**** Document excerpt ****

Why are electricity prices so high in South Australia compared to other states?

South Australia has the highest electricity prices in Australia, primarily because the state has a high share of renewable energy but limited interconnection with the eastern grid. When renewable generation drops — on still, cloudy days — South Australia relies heavily on gas peakers, which are expensive to run. Network costs in a geographically large, low-density state also add to the base rate.

What is the Default Market Offer and does it affect me?

The Default Market Offer (DMO) is a price cap set by the Australian Energy Regulator each year for households in NSW, south-east Queensland, and South Australia. If you have never switched retailers or are on a basic standing offer, you are likely paying at or near the DMO rate. It is not the cheapest available rate — it is a safety net. Most households can find cheaper options by comparing on energymadeeasy.gov.au.

Is the federal energy rebate still running in 2026?

The federal government’s energy bill relief program provided $300 to eligible households across 2024–25. Whether this continues into 2025–26 depends on the current federal budget — check energy.gov.au or your state government’s energy website for the most current information on active rebates.

Do solar panels actually reduce bills in 2026?

Yes, but the economics have changed. Feed-in tariffs — the rate retailers pay you for excess solar exported to the grid — have dropped significantly in most states, now sitting between 4c and 10c per kWh in most markets. The benefit of solar now comes mainly from self-consumption during the day, not from export income. Households with solar should consider battery storage or shifting daytime usage to maximise the value.

Which state has the cheapest electricity in Australia?

**** Listing ****

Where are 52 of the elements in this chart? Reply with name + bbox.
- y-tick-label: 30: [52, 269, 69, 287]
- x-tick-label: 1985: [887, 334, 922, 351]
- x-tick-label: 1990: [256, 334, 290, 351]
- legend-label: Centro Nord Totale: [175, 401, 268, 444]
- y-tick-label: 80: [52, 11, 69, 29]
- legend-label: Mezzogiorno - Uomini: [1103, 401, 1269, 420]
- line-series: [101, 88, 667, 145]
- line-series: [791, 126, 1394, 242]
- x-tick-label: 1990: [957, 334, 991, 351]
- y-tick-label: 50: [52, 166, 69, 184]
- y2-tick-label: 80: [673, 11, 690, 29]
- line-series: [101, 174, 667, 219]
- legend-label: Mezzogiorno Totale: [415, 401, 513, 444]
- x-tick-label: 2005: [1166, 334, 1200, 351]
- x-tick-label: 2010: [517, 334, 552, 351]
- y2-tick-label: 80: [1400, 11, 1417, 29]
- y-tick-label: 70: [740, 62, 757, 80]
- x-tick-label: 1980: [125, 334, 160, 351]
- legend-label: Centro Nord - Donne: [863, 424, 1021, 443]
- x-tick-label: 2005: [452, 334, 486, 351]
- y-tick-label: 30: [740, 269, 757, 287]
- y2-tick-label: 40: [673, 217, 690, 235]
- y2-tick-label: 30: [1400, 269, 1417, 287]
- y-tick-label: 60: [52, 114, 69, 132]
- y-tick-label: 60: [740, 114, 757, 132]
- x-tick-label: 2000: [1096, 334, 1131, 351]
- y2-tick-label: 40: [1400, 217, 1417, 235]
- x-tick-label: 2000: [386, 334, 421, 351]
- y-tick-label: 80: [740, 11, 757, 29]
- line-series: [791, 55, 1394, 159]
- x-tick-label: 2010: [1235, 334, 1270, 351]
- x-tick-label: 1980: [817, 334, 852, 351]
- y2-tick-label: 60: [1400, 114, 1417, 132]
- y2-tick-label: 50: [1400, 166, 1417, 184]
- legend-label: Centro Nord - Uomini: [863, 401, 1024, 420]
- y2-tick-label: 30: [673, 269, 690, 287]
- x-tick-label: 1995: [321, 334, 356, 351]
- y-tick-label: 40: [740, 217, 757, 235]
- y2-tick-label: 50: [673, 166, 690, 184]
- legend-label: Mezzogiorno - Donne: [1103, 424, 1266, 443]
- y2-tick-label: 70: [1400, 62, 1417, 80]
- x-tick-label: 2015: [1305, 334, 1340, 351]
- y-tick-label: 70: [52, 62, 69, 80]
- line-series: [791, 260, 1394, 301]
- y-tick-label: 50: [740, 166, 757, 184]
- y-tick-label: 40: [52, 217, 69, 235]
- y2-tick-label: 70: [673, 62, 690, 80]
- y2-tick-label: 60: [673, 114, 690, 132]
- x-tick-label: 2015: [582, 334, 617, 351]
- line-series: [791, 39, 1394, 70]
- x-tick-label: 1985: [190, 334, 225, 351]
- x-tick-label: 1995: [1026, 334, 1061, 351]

****

» Task list
1. Which households does the Australian electricity FAQ say the Default Market Offer covers? List each region it names.
2. Using the Australian electricity FAQ, say whether each statement agrees with it: (a) Feed-in tariffs in most markets now sit between 4c and 10c per kWh. (b) The Default Market Offer is the cheapest rate available. (c) The federal energy bill relief program gave eligible households $500 across 2024–25. Answer yes or no for each, quoting the words that decide it.
3. Continue the Australian electricity FAQ after its final line.

» Answer set
1. NSW, south-east Queensland, South Australia

2.
(a) Yes: "now sitting between 4c and 10c per kWh in most markets."
(b) No: "It is not the cheapest available rate — it is a safety net."
(c) No: "provided $300 to eligible households across 2024–25."

3.
The ACT and Western Australia consistently have lower typical bills than the eastern states, though for different reasons. WA uses a regulated, government-owned retailer (Synergy) with politically managed pricing. The ACT has high renewable penetration and strong concession schemes.

Where Electricity Prices Stand in 2026

Based on the most recent ABS data and publicly available energy market information:

Electricity costs rose 37 per cent in the 12 months to February 2026 on an out-of-pocket basis, primarily reflecting the expiry of government rebate programs. Excluding the rebate effect, the underlying increase was approximately 4.9 per cent — driven by the July 2025 annual retail price reviews. Wages grew 3.4 per cent over the same period, meaning electricity costs outpaced wage growth even on the underlying measure. Government rebate programs provided temporary relief but their expiry has reset household electricity costs to higher baseline levels. The ABS will continue publishing monthly CPI data tracking electricity costs — and Fenro will report on it as new data is released.

For the full picture of what is driving Australian household costs right now, see our coverage of grocery prices Australia 2026.

This article is for general informational purposes only and reflects the author’s own research and understanding of publicly available data. It does not constitute financial advice. Data was accurate at the time of writing — always verify current figures directly with the ABS, AER, and other cited sources.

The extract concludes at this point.